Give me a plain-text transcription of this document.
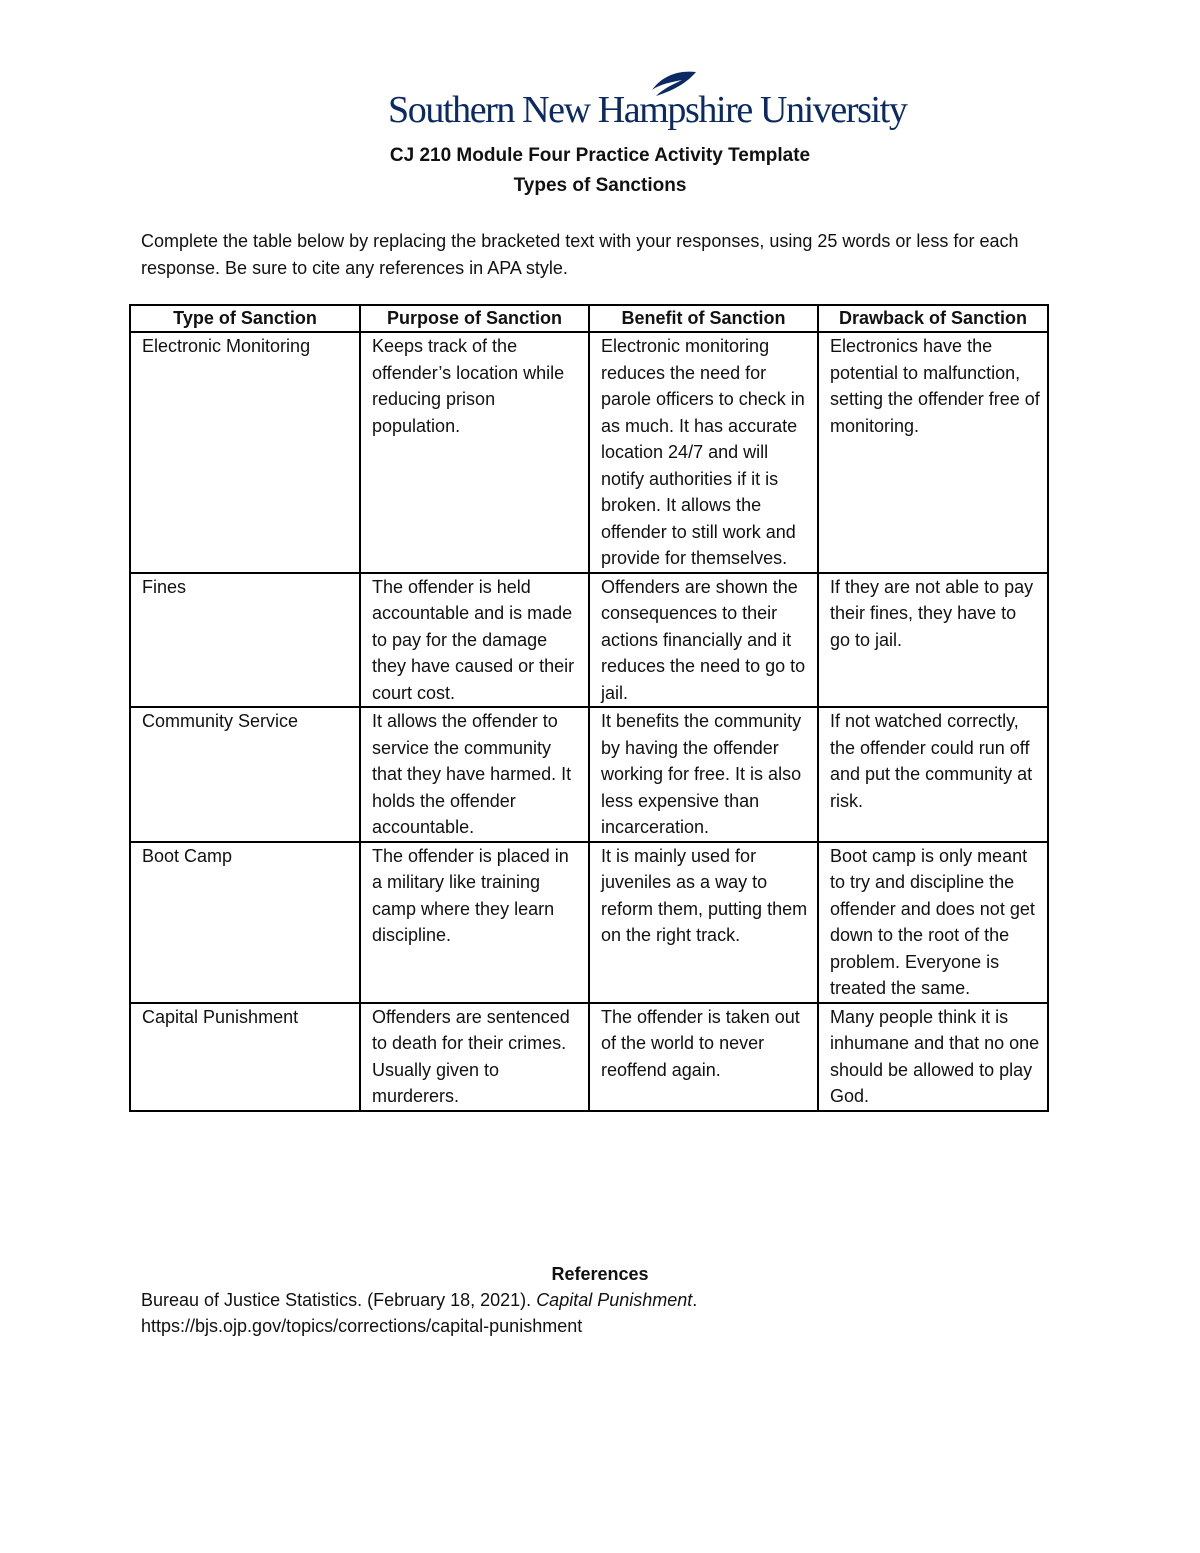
Southern New Hampshire University
CJ 210 Module Four Practice Activity Template
Types of Sanctions
Complete the table below by replacing the bracketed text with your responses, using 25 words or less for each response. Be sure to cite any references in APA style.
Type of Sanction	Purpose of Sanction	Benefit of Sanction	Drawback of Sanction
Electronic Monitoring	Keeps track of the offender’s location while reducing prison population.	Electronic monitoring reduces the need for parole officers to check in as much. It has accurate location 24/7 and will notify authorities if it is broken. It allows the offender to still work and provide for themselves.	Electronics have the potential to malfunction, setting the offender free of monitoring.
Fines	The offender is held accountable and is made to pay for the damage they have caused or their court cost.	Offenders are shown the consequences to their actions financially and it reduces the need to go to jail.	If they are not able to pay their fines, they have to go to jail.
Community Service	It allows the offender to service the community that they have harmed. It holds the offender accountable.	It benefits the community by having the offender working for free. It is also less expensive than incarceration.	If not watched correctly, the offender could run off and put the community at risk.
Boot Camp	The offender is placed in a military like training camp where they learn discipline.	It is mainly used for juveniles as a way to reform them, putting them on the right track.	Boot camp is only meant to try and discipline the offender and does not get down to the root of the problem. Everyone is treated the same.
Capital Punishment	Offenders are sentenced to death for their crimes. Usually given to murderers.	The offender is taken out of the world to never reoffend again.	Many people think it is inhumane and that no one should be allowed to play God.
References
Bureau of Justice Statistics. (February 18, 2021). Capital Punishment.
https://bjs.ojp.gov/topics/corrections/capital-punishment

■ **WHAT YOU SHOULD DO**: Find the lines with the string "Offenders" and reproduce them.

■ **COMPLETE RESPONSE**:
Fines	The offender is held accountable and is made to pay for the damage they have caused or their court cost.	Offenders are shown the consequences to their actions financially and it reduces the need to go to jail.	If they are not able to pay their fines, they have to go to jail.
Capital Punishment	Offenders are sentenced to death for their crimes. Usually given to murderers.	The offender is taken out of the world to never reoffend again.	Many people think it is inhumane and that no one should be allowed to play God.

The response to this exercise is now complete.